Items:
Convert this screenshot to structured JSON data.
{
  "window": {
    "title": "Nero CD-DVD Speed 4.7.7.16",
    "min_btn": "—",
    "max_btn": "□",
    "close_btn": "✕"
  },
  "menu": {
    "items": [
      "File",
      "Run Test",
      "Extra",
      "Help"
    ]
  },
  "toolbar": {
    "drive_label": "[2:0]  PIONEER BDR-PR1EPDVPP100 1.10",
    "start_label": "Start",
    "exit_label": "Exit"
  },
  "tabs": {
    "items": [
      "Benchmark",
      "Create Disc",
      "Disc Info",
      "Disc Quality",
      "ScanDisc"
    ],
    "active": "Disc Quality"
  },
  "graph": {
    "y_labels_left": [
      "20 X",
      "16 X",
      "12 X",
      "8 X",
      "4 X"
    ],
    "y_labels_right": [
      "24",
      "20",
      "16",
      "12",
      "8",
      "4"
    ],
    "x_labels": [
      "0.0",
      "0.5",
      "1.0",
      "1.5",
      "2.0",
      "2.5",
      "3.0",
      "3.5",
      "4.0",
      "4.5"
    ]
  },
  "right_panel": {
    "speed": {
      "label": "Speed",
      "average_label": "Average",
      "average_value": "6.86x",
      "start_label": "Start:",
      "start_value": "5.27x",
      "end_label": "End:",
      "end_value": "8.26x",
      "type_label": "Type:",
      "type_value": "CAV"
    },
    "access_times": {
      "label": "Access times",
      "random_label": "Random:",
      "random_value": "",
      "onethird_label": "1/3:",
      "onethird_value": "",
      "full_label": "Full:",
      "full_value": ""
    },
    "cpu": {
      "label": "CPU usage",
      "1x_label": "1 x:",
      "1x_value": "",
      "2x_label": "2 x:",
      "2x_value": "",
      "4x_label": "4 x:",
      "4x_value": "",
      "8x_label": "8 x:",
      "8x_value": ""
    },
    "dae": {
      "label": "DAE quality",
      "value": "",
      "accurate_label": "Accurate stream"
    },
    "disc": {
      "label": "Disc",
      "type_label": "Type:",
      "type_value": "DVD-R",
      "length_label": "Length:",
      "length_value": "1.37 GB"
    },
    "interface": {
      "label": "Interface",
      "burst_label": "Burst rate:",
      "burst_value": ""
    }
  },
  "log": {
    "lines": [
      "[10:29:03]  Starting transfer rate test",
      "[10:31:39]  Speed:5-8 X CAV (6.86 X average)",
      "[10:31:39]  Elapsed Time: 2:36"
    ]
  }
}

Stated exercise: Reproduce the records word for word.

Right answer:
Convert this screenshot to structured JSON data.
{
  "window": {
    "title": "Nero CD-DVD Speed 4.7.7.16",
    "min_btn": "—",
    "max_btn": "□",
    "close_btn": "✕"
  },
  "menu": {
    "items": [
      "File",
      "Run Test",
      "Extra",
      "Help"
    ]
  },
  "toolbar": {
    "drive_label": "[2:0]  PIONEER BDR-PR1EPDVPP100 1.10",
    "start_label": "Start",
    "exit_label": "Exit"
  },
  "tabs": {
    "items": [
      "Benchmark",
      "Create Disc",
      "Disc Info",
      "Disc Quality",
      "ScanDisc"
    ],
    "active": "Disc Quality"
  },
  "graph": {
    "y_labels_left": [
      "20 X",
      "16 X",
      "12 X",
      "8 X",
      "4 X"
    ],
    "y_labels_right": [
      "24",
      "20",
      "16",
      "12",
      "8",
      "4"
    ],
    "x_labels": [
      "0.0",
      "0.5",
      "1.0",
      "1.5",
      "2.0",
      "2.5",
      "3.0",
      "3.5",
      "4.0",
      "4.5"
    ]
  },
  "right_panel": {
    "speed": {
      "label": "Speed",
      "average_label": "Average",
      "average_value": "6.86x",
      "start_label": "Start:",
      "start_value": "5.27x",
      "end_label": "End:",
      "end_value": "8.26x",
      "type_label": "Type:",
      "type_value": "CAV"
    },
    "access_times": {
      "label": "Access times",
      "random_label": "Random:",
      "random_value": "",
      "onethird_label": "1/3:",
      "onethird_value": "",
      "full_label": "Full:",
      "full_value": ""
    },
    "cpu": {
      "label": "CPU usage",
      "1x_label": "1 x:",
      "1x_value": "",
      "2x_label": "2 x:",
      "2x_value": "",
      "4x_label": "4 x:",
      "4x_value": "",
      "8x_label": "8 x:",
      "8x_value": ""
    },
    "dae": {
      "label": "DAE quality",
      "value": "",
      "accurate_label": "Accurate stream"
    },
    "disc": {
      "label": "Disc",
      "type_label": "Type:",
      "type_value": "DVD-R",
      "length_label": "Length:",
      "length_value": "1.37 GB"
    },
    "interface": {
      "label": "Interface",
      "burst_label": "Burst rate:",
      "burst_value": ""
    }
  },
  "log": {
    "lines": [
      "[10:29:03]  Starting transfer rate test",
      "[10:31:39]  Speed:5-8 X CAV (6.86 X average)",
      "[10:31:39]  Elapsed Time: 2:36"
    ]
  }
}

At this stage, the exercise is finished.